Records from a collection of figures
● ● ● ● ● ● ●
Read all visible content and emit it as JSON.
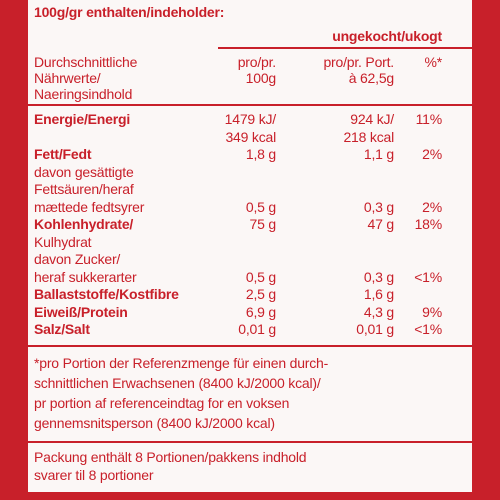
{
  "header": {
    "title": "100g/gr enthalten/indeholder:",
    "subtitle": "ungekocht/ukogt"
  },
  "table": {
    "columns": {
      "label": [
        "Durchschnittliche",
        "Nährwerte/",
        "Naeringsindhold"
      ],
      "per_100g": [
        "pro/pr.",
        "100g"
      ],
      "per_portion": [
        "pro/pr. Port.",
        "à 62,5g"
      ],
      "percent": [
        "%*"
      ]
    },
    "rows": [
      {
        "label": [
          "Energie/Energi"
        ],
        "bold": true,
        "per_100g": [
          "1479 kJ/",
          "349 kcal"
        ],
        "per_portion": [
          "924 kJ/",
          "218 kcal"
        ],
        "percent": [
          "11%"
        ]
      },
      {
        "label": [
          "Fett/Fedt"
        ],
        "bold": true,
        "per_100g": [
          "1,8 g"
        ],
        "per_portion": [
          "1,1 g"
        ],
        "percent": [
          "2%"
        ]
      },
      {
        "label": [
          "davon gesättigte",
          "Fettsäuren/heraf",
          "mættede fedtsyrer"
        ],
        "per_100g": [
          "0,5 g"
        ],
        "per_portion": [
          "0,3 g"
        ],
        "percent": [
          "2%"
        ]
      },
      {
        "label": [
          "Kohlenhydrate/",
          "Kulhydrat"
        ],
        "bold": true,
        "per_100g": [
          "75 g"
        ],
        "per_portion": [
          "47 g"
        ],
        "percent": [
          "18%"
        ]
      },
      {
        "label": [
          "davon Zucker/",
          "heraf sukkerarter"
        ],
        "per_100g": [
          "0,5 g"
        ],
        "per_portion": [
          "0,3 g"
        ],
        "percent": [
          "<1%"
        ]
      },
      {
        "label": [
          "Ballaststoffe/Kostfibre"
        ],
        "bold": true,
        "per_100g": [
          "2,5 g"
        ],
        "per_portion": [
          "1,6 g"
        ]
      },
      {
        "label": [
          "Eiweiß/Protein"
        ],
        "bold": true,
        "per_100g": [
          "6,9 g"
        ],
        "per_portion": [
          "4,3 g"
        ],
        "percent": [
          "9%"
        ]
      },
      {
        "label": [
          "Salz/Salt"
        ],
        "bold": true,
        "per_100g": [
          "0,01 g"
        ],
        "per_portion": [
          "0,01 g"
        ],
        "percent": [
          "<1%"
        ]
      }
    ]
  },
  "footnote": [
    "*pro Portion der Referenzmenge für einen durch-",
    "schnittlichen Erwachsenen (8400 kJ/2000 kcal)/",
    "pr portion af referenceindtag for en voksen",
    "gennemsnitsperson (8400 kJ/2000 kcal)"
  ],
  "packing": [
    "Packung enthält 8 Portionen/pakkens indhold",
    "svarer til 8 portioner"
  ]
}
● ● ● ● ● ● ●
▸ Your objective:
With the pictures omitted, reproduce the records in full and exactly.

▸ Solution for this problem:
Read all visible content and emit it as JSON.
{
  "header": {
    "title": "100g/gr enthalten/indeholder:",
    "subtitle": "ungekocht/ukogt"
  },
  "table": {
    "columns": {
      "label": [
        "Durchschnittliche",
        "Nährwerte/",
        "Naeringsindhold"
      ],
      "per_100g": [
        "pro/pr.",
        "100g"
      ],
      "per_portion": [
        "pro/pr. Port.",
        "à 62,5g"
      ],
      "percent": [
        "%*"
      ]
    },
    "rows": [
      {
        "label": [
          "Energie/Energi"
        ],
        "bold": true,
        "per_100g": [
          "1479 kJ/",
          "349 kcal"
        ],
        "per_portion": [
          "924 kJ/",
          "218 kcal"
        ],
        "percent": [
          "11%"
        ]
      },
      {
        "label": [
          "Fett/Fedt"
        ],
        "bold": true,
        "per_100g": [
          "1,8 g"
        ],
        "per_portion": [
          "1,1 g"
        ],
        "percent": [
          "2%"
        ]
      },
      {
        "label": [
          "davon gesättigte",
          "Fettsäuren/heraf",
          "mættede fedtsyrer"
        ],
        "per_100g": [
          "0,5 g"
        ],
        "per_portion": [
          "0,3 g"
        ],
        "percent": [
          "2%"
        ]
      },
      {
        "label": [
          "Kohlenhydrate/",
          "Kulhydrat"
        ],
        "bold": true,
        "per_100g": [
          "75 g"
        ],
        "per_portion": [
          "47 g"
        ],
        "percent": [
          "18%"
        ]
      },
      {
        "label": [
          "davon Zucker/",
          "heraf sukkerarter"
        ],
        "per_100g": [
          "0,5 g"
        ],
        "per_portion": [
          "0,3 g"
        ],
        "percent": [
          "<1%"
        ]
      },
      {
        "label": [
          "Ballaststoffe/Kostfibre"
        ],
        "bold": true,
        "per_100g": [
          "2,5 g"
        ],
        "per_portion": [
          "1,6 g"
        ]
      },
      {
        "label": [
          "Eiweiß/Protein"
        ],
        "bold": true,
        "per_100g": [
          "6,9 g"
        ],
        "per_portion": [
          "4,3 g"
        ],
        "percent": [
          "9%"
        ]
      },
      {
        "label": [
          "Salz/Salt"
        ],
        "bold": true,
        "per_100g": [
          "0,01 g"
        ],
        "per_portion": [
          "0,01 g"
        ],
        "percent": [
          "<1%"
        ]
      }
    ]
  },
  "footnote": [
    "*pro Portion der Referenzmenge für einen durch-",
    "schnittlichen Erwachsenen (8400 kJ/2000 kcal)/",
    "pr portion af referenceindtag for en voksen",
    "gennemsnitsperson (8400 kJ/2000 kcal)"
  ],
  "packing": [
    "Packung enthält 8 Portionen/pakkens indhold",
    "svarer til 8 portioner"
  ]
}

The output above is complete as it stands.